**Problem details**
Collect all lines from the listing that include the string "ёмкости".

[Recorded data]
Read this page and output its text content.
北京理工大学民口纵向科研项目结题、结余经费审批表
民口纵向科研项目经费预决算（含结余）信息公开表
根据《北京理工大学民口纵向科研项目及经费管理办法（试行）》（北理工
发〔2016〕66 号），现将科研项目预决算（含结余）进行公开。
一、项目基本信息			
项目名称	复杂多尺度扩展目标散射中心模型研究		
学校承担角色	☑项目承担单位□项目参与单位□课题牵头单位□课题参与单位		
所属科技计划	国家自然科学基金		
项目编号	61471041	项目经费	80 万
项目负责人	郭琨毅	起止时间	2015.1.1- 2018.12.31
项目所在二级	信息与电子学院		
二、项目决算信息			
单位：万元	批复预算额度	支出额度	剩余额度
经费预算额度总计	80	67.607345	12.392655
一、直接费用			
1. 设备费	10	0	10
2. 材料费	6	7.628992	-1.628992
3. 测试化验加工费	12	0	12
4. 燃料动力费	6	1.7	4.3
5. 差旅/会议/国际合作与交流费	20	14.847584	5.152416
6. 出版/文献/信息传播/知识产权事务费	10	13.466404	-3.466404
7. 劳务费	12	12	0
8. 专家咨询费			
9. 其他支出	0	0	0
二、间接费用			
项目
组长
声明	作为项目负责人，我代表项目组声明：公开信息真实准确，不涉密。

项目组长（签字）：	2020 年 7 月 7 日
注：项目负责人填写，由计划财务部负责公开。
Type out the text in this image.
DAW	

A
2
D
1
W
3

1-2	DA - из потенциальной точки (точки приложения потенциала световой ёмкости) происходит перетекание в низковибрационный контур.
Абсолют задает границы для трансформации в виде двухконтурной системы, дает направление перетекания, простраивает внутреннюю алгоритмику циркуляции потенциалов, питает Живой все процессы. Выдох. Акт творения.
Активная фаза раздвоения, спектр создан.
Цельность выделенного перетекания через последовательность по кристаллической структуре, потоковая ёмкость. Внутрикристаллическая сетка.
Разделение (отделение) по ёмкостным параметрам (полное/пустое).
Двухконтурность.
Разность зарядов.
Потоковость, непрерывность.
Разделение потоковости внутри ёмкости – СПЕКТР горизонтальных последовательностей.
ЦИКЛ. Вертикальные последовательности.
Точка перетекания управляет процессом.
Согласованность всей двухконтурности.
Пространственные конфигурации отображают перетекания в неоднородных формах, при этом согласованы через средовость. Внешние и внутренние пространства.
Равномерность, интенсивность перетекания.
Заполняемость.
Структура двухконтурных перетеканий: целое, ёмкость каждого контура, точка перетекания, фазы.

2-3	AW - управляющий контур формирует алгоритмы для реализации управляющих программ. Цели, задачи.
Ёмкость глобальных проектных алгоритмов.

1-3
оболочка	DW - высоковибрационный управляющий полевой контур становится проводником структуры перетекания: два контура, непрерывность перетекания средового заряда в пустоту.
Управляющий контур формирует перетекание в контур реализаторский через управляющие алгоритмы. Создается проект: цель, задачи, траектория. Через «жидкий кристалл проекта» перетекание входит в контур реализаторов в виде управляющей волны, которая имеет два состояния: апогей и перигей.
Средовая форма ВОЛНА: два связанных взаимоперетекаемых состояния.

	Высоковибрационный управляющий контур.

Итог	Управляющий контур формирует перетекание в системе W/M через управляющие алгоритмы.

**Solution to this problem**
1-2	DA - из потенциальной точки (точки приложения потенциала световой ёмкости) происходит перетекание в низковибрационный контур.
Разделение потоковости внутри ёмкости – СПЕКТР горизонтальных последовательностей.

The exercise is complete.